==== ITEMS

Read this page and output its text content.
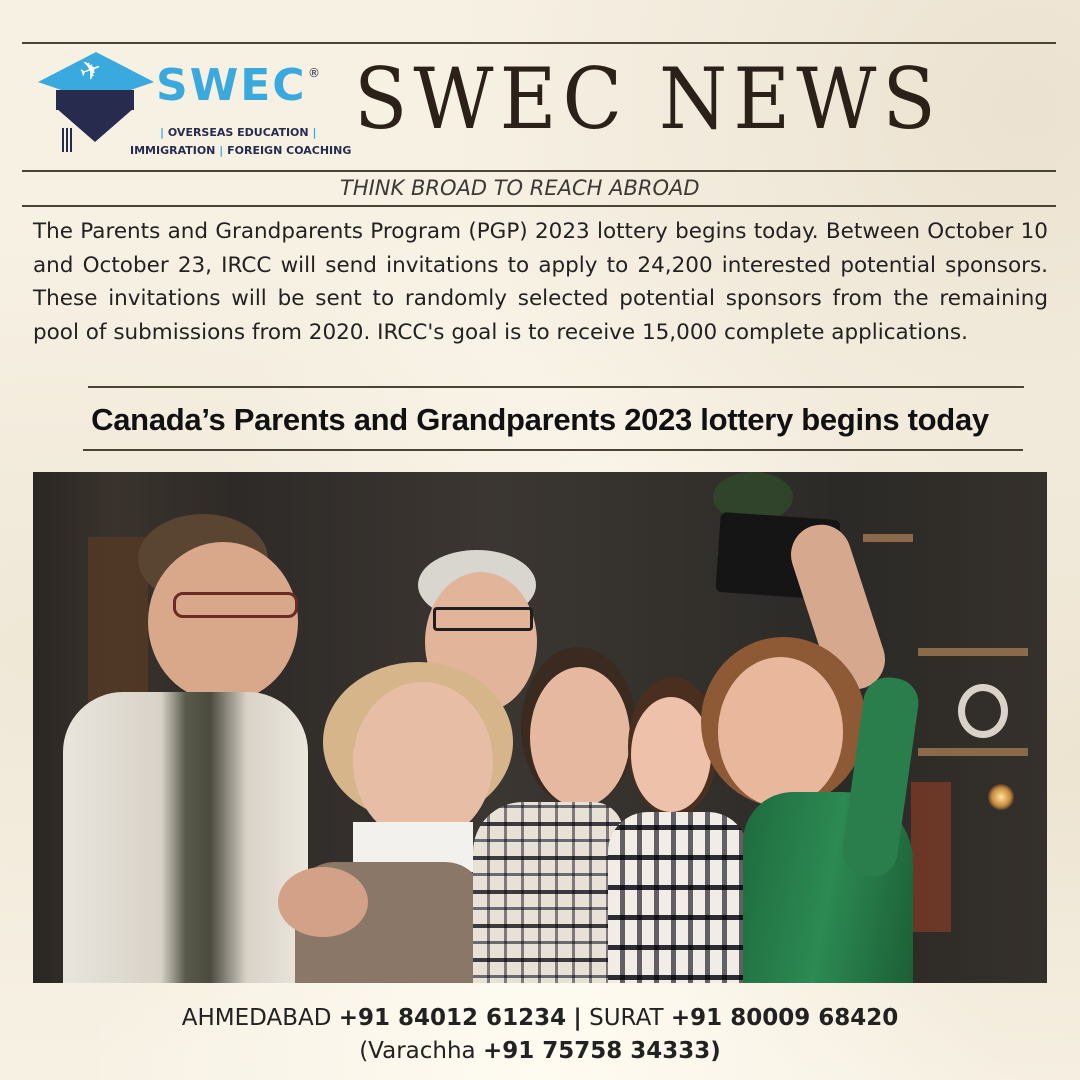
✈ SWEC ®
| OVERSEAS EDUCATION |
IMMIGRATION | FOREIGN COACHING
SWEC NEWS
THINK BROAD TO REACH ABROAD
The Parents and Grandparents Program (PGP) 2023 lottery begins today. Between October 10 and October 23, IRCC will send invitations to apply to 24,200 interested potential sponsors. These invitations will be sent to randomly selected potential sponsors from the remaining pool of submissions from 2020. IRCC's goal is to receive 15,000 complete applications.
Canada’s Parents and Grandparents 2023 lottery begins today
AHMEDABAD +91 84012 61234 | SURAT +91 80009 68420
(Varachha +91 75758 34333)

========

GOAL:
Search the listing for the string "lottery". Copy each line where it turns up.

RESULT FOR THIS TASK:
The Parents and Grandparents Program (PGP) 2023 lottery begins today. Between October 10 and October 23, IRCC will send invitations to apply to 24,200 interested potential sponsors. These invitations will be sent to randomly selected potential sponsors from the remaining pool of submissions from 2020. IRCC's goal is to receive 15,000 complete applications.
Canada’s Parents and Grandparents 2023 lottery begins today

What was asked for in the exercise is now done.